## Data for the task
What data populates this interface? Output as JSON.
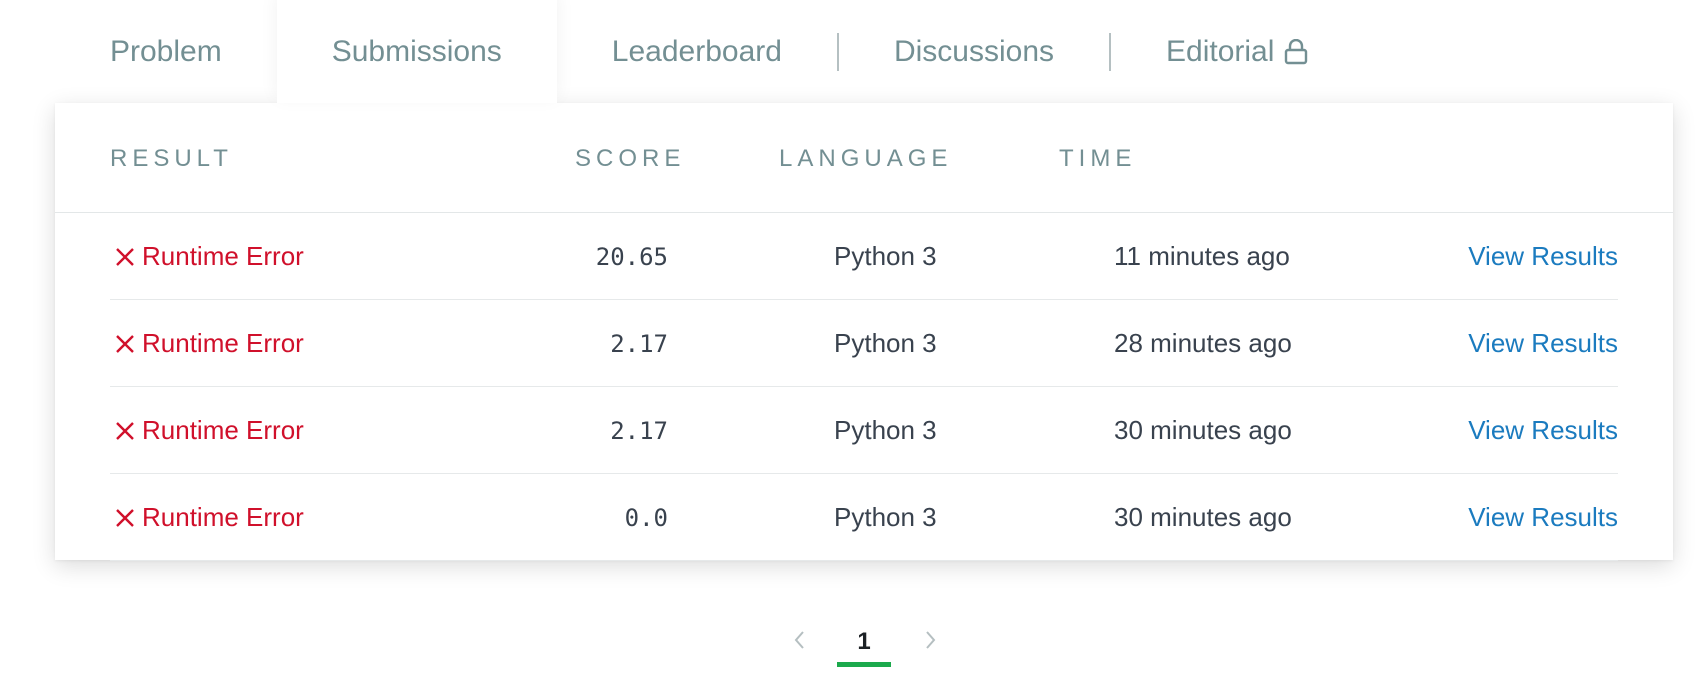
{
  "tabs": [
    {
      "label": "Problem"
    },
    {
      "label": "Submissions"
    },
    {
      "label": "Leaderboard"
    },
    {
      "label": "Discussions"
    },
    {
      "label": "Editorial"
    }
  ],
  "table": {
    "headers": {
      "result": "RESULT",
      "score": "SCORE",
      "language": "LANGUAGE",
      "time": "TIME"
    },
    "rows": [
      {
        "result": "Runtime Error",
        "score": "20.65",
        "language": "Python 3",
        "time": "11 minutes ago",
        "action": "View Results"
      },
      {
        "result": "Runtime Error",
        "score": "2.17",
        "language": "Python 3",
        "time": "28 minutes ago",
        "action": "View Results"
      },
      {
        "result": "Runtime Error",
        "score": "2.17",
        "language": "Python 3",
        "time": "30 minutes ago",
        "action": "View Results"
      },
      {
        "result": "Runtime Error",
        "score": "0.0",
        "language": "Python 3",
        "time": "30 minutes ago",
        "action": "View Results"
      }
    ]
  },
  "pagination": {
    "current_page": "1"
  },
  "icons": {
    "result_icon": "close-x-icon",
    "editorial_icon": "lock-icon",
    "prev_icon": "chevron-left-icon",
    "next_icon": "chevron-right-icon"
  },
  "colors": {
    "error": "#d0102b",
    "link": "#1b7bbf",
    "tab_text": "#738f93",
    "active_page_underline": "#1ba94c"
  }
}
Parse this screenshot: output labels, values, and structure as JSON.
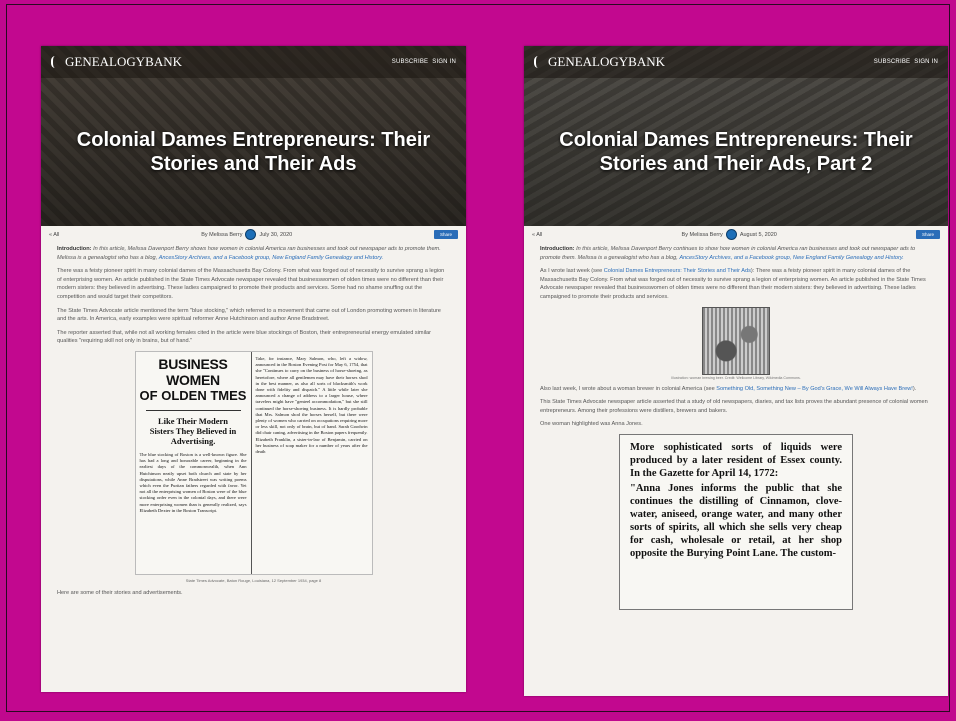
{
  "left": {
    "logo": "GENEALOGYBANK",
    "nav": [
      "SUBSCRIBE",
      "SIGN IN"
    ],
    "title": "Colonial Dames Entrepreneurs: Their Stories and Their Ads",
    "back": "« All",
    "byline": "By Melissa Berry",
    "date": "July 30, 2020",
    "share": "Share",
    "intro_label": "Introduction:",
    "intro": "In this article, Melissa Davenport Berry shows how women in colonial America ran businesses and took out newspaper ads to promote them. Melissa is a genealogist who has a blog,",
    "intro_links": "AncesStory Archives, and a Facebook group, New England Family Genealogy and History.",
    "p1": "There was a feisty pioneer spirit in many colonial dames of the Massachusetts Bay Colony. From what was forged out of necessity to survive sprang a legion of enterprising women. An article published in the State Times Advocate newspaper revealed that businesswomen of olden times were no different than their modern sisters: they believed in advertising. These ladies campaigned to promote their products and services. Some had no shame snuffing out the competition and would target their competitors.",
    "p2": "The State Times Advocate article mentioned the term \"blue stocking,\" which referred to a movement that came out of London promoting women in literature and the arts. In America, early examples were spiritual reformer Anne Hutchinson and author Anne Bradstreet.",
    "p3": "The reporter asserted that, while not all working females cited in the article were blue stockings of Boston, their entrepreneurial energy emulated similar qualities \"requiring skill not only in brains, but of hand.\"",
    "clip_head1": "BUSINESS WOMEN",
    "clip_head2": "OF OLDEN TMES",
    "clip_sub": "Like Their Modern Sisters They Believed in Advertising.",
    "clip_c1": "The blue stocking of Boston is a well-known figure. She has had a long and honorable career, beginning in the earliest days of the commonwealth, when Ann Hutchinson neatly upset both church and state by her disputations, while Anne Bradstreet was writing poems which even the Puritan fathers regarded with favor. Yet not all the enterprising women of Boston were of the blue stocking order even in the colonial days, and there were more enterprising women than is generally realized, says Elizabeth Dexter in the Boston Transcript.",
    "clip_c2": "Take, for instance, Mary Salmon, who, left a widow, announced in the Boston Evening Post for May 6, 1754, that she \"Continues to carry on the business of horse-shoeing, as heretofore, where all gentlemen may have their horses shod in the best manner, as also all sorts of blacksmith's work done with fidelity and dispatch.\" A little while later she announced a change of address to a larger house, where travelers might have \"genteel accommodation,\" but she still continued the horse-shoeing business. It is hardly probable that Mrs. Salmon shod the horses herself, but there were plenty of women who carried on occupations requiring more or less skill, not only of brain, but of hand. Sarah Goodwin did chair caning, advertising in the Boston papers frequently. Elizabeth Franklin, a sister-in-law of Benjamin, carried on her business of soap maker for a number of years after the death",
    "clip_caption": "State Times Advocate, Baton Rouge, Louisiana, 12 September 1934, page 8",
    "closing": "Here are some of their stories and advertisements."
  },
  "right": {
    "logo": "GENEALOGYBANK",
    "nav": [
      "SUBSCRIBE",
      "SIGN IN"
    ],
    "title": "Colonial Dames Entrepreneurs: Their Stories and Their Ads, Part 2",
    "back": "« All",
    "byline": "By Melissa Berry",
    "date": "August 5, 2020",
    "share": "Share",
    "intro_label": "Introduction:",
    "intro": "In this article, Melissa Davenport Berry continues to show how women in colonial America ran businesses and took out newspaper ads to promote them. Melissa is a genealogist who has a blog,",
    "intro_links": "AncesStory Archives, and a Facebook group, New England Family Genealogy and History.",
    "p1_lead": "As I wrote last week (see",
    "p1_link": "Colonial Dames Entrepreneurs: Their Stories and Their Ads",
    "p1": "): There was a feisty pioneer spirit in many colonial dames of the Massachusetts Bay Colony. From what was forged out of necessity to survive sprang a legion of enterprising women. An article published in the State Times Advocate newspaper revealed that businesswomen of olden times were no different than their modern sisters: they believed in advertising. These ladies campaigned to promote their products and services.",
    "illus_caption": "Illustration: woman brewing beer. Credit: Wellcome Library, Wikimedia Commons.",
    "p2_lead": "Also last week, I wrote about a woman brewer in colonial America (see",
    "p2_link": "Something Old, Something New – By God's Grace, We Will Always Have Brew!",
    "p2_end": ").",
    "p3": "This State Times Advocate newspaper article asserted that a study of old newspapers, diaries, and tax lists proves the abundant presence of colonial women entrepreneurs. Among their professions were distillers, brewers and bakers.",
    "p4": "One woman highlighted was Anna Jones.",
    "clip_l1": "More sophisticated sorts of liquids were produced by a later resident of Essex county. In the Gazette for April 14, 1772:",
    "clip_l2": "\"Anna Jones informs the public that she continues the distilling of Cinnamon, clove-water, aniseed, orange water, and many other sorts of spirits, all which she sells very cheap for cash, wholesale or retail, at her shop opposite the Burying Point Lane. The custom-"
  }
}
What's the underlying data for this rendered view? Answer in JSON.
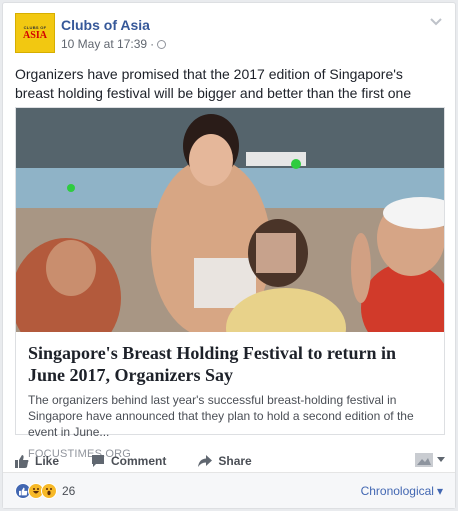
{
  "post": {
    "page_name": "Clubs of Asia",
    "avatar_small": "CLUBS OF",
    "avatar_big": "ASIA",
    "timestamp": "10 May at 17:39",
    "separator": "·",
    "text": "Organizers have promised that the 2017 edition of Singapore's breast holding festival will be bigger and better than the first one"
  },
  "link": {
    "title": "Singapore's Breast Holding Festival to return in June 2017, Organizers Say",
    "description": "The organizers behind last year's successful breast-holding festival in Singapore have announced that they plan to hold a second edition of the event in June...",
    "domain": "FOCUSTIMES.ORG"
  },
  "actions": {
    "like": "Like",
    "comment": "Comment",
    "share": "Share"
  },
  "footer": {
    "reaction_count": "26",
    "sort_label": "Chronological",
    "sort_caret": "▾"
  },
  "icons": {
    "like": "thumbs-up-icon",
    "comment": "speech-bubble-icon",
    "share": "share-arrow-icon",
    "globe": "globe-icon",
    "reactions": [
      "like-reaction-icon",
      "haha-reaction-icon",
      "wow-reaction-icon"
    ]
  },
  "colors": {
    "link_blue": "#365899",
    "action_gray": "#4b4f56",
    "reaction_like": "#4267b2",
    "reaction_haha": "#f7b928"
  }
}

## Task description
Retype the entries word for word. Omit any images.

## Correct response
What data populates this interface? Output as JSON.
{
  "tabs": [
    {
      "label": "Problem"
    },
    {
      "label": "Submissions"
    },
    {
      "label": "Leaderboard"
    },
    {
      "label": "Discussions"
    },
    {
      "label": "Editorial"
    }
  ],
  "table": {
    "headers": {
      "result": "RESULT",
      "score": "SCORE",
      "language": "LANGUAGE",
      "time": "TIME"
    },
    "rows": [
      {
        "result": "Runtime Error",
        "score": "20.65",
        "language": "Python 3",
        "time": "11 minutes ago",
        "action": "View Results"
      },
      {
        "result": "Runtime Error",
        "score": "2.17",
        "language": "Python 3",
        "time": "28 minutes ago",
        "action": "View Results"
      },
      {
        "result": "Runtime Error",
        "score": "2.17",
        "language": "Python 3",
        "time": "30 minutes ago",
        "action": "View Results"
      },
      {
        "result": "Runtime Error",
        "score": "0.0",
        "language": "Python 3",
        "time": "30 minutes ago",
        "action": "View Results"
      }
    ]
  },
  "pagination": {
    "current_page": "1"
  },
  "icons": {
    "result_icon": "close-x-icon",
    "editorial_icon": "lock-icon",
    "prev_icon": "chevron-left-icon",
    "next_icon": "chevron-right-icon"
  },
  "colors": {
    "error": "#d0102b",
    "link": "#1b7bbf",
    "tab_text": "#738f93",
    "active_page_underline": "#1ba94c"
  }
}
Parse this screenshot: output labels, values, and structure as JSON.
{
  "left": {
    "logo": "GENEALOGYBANK",
    "nav": [
      "SUBSCRIBE",
      "SIGN IN"
    ],
    "title": "Colonial Dames Entrepreneurs: Their Stories and Their Ads",
    "back": "« All",
    "byline": "By Melissa Berry",
    "date": "July 30, 2020",
    "share": "Share",
    "intro_label": "Introduction:",
    "intro": "In this article, Melissa Davenport Berry shows how women in colonial America ran businesses and took out newspaper ads to promote them. Melissa is a genealogist who has a blog,",
    "intro_links": "AncesStory Archives, and a Facebook group, New England Family Genealogy and History.",
    "p1": "There was a feisty pioneer spirit in many colonial dames of the Massachusetts Bay Colony. From what was forged out of necessity to survive sprang a legion of enterprising women. An article published in the State Times Advocate newspaper revealed that businesswomen of olden times were no different than their modern sisters: they believed in advertising. These ladies campaigned to promote their products and services. Some had no shame snuffing out the competition and would target their competitors.",
    "p2": "The State Times Advocate article mentioned the term \"blue stocking,\" which referred to a movement that came out of London promoting women in literature and the arts. In America, early examples were spiritual reformer Anne Hutchinson and author Anne Bradstreet.",
    "p3": "The reporter asserted that, while not all working females cited in the article were blue stockings of Boston, their entrepreneurial energy emulated similar qualities \"requiring skill not only in brains, but of hand.\"",
    "clip_head1": "BUSINESS WOMEN",
    "clip_head2": "OF OLDEN TMES",
    "clip_sub": "Like Their Modern Sisters They Believed in Advertising.",
    "clip_c1": "The blue stocking of Boston is a well-known figure. She has had a long and honorable career, beginning in the earliest days of the commonwealth, when Ann Hutchinson neatly upset both church and state by her disputations, while Anne Bradstreet was writing poems which even the Puritan fathers regarded with favor. Yet not all the enterprising women of Boston were of the blue stocking order even in the colonial days, and there were more enterprising women than is generally realized, says Elizabeth Dexter in the Boston Transcript.",
    "clip_c2": "Take, for instance, Mary Salmon, who, left a widow, announced in the Boston Evening Post for May 6, 1754, that she \"Continues to carry on the business of horse-shoeing, as heretofore, where all gentlemen may have their horses shod in the best manner, as also all sorts of blacksmith's work done with fidelity and dispatch.\" A little while later she announced a change of address to a larger house, where travelers might have \"genteel accommodation,\" but she still continued the horse-shoeing business. It is hardly probable that Mrs. Salmon shod the horses herself, but there were plenty of women who carried on occupations requiring more or less skill, not only of brain, but of hand. Sarah Goodwin did chair caning, advertising in the Boston papers frequently. Elizabeth Franklin, a sister-in-law of Benjamin, carried on her business of soap maker for a number of years after the death",
    "clip_caption": "State Times Advocate, Baton Rouge, Louisiana, 12 September 1934, page 8",
    "closing": "Here are some of their stories and advertisements."
  },
  "right": {
    "logo": "GENEALOGYBANK",
    "nav": [
      "SUBSCRIBE",
      "SIGN IN"
    ],
    "title": "Colonial Dames Entrepreneurs: Their Stories and Their Ads, Part 2",
    "back": "« All",
    "byline": "By Melissa Berry",
    "date": "August 5, 2020",
    "share": "Share",
    "intro_label": "Introduction:",
    "intro": "In this article, Melissa Davenport Berry continues to show how women in colonial America ran businesses and took out newspaper ads to promote them. Melissa is a genealogist who has a blog,",
    "intro_links": "AncesStory Archives, and a Facebook group, New England Family Genealogy and History.",
    "p1_lead": "As I wrote last week (see",
    "p1_link": "Colonial Dames Entrepreneurs: Their Stories and Their Ads",
    "p1": "): There was a feisty pioneer spirit in many colonial dames of the Massachusetts Bay Colony. From what was forged out of necessity to survive sprang a legion of enterprising women. An article published in the State Times Advocate newspaper revealed that businesswomen of olden times were no different than their modern sisters: they believed in advertising. These ladies campaigned to promote their products and services.",
    "illus_caption": "Illustration: woman brewing beer. Credit: Wellcome Library, Wikimedia Commons.",
    "p2_lead": "Also last week, I wrote about a woman brewer in colonial America (see",
    "p2_link": "Something Old, Something New – By God's Grace, We Will Always Have Brew!",
    "p2_end": ").",
    "p3": "This State Times Advocate newspaper article asserted that a study of old newspapers, diaries, and tax lists proves the abundant presence of colonial women entrepreneurs. Among their professions were distillers, brewers and bakers.",
    "p4": "One woman highlighted was Anna Jones.",
    "clip_l1": "More sophisticated sorts of liquids were produced by a later resident of Essex county. In the Gazette for April 14, 1772:",
    "clip_l2": "\"Anna Jones informs the public that she continues the distilling of Cinnamon, clove-water, aniseed, orange water, and many other sorts of spirits, all which she sells very cheap for cash, wholesale or retail, at her shop opposite the Burying Point Lane. The custom-"
  }
}
What's the underlying data for this rendered view? Answer in JSON.
{
  "post": {
    "page_name": "Clubs of Asia",
    "avatar_small": "CLUBS OF",
    "avatar_big": "ASIA",
    "timestamp": "10 May at 17:39",
    "separator": "·",
    "text": "Organizers have promised that the 2017 edition of Singapore's breast holding festival will be bigger and better than the first one"
  },
  "link": {
    "title": "Singapore's Breast Holding Festival to return in June 2017, Organizers Say",
    "description": "The organizers behind last year's successful breast-holding festival in Singapore have announced that they plan to hold a second edition of the event in June...",
    "domain": "FOCUSTIMES.ORG"
  },
  "actions": {
    "like": "Like",
    "comment": "Comment",
    "share": "Share"
  },
  "footer": {
    "reaction_count": "26",
    "sort_label": "Chronological",
    "sort_caret": "▾"
  },
  "icons": {
    "like": "thumbs-up-icon",
    "comment": "speech-bubble-icon",
    "share": "share-arrow-icon",
    "globe": "globe-icon",
    "reactions": [
      "like-reaction-icon",
      "haha-reaction-icon",
      "wow-reaction-icon"
    ]
  },
  "colors": {
    "link_blue": "#365899",
    "action_gray": "#4b4f56",
    "reaction_like": "#4267b2",
    "reaction_haha": "#f7b928"
  }
}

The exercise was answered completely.